Welcome to the Ballroom
Episodes 4-5

by Rebecca Silverman,

How would you rate episode 4 of
Welcome to the Ballroom ?

How would you rate episode 5 of
Welcome to the Ballroom ?

I'm not sure why Amazon put both episodes four and five up this week, but I'm not going to complain – especially since episode five marks a major change for Tatara in that he finally gets a partner. That's a big deal in more ways than one, in part because it allows the show to begin to explore what the relationship between partners is. Sengoku compares it to a marriage, and on one level he's not wrong: a dance partnership requires the same level of absolute trust that a marriage partnership does, at least ideally. Although Tatara immediately misunderstands that comparison to be a romantic one, that's really not what Sengoku is getting at. He's mad at what he sees as Shizuku's betrayal of her professional relationship with Hyodo, and, although he's not verbalizing it, Gaju's similar betrayal of Mako.

— MATERIAL —
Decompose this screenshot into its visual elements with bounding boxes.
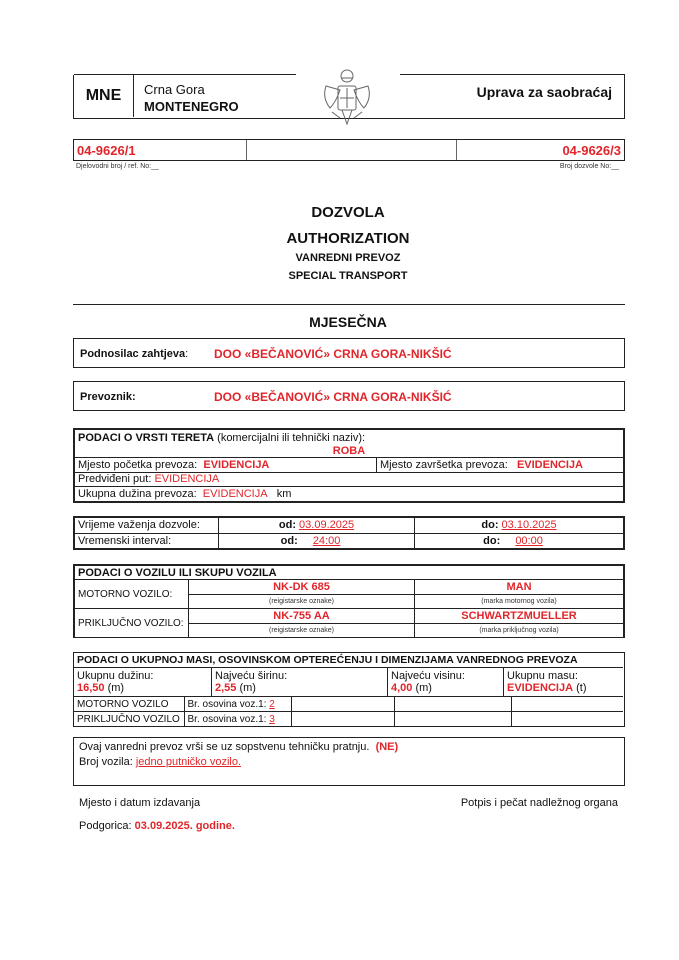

— OBJECTIVE —
Copy out the full review of Welcome to the Ballroom episodes 4-5 above, word for word, from its title line through its last sentence.

— SOLUTION FOR THIS TASK —
Welcome to the Ballroom
Episodes 4-5

by Rebecca Silverman,

How would you rate episode 4 of
Welcome to the Ballroom ?

How would you rate episode 5 of
Welcome to the Ballroom ?

I'm not sure why Amazon put both episodes four and five up this week, but I'm not going to complain – especially since episode five marks a major change for Tatara in that he finally gets a partner. That's a big deal in more ways than one, in part because it allows the show to begin to explore what the relationship between partners is. Sengoku compares it to a marriage, and on one level he's not wrong: a dance partnership requires the same level of absolute trust that a marriage partnership does, at least ideally. Although Tatara immediately misunderstands that comparison to be a romantic one, that's really not what Sengoku is getting at. He's mad at what he sees as Shizuku's betrayal of her professional relationship with Hyodo, and, although he's not verbalizing it, Gaju's similar betrayal of Mako.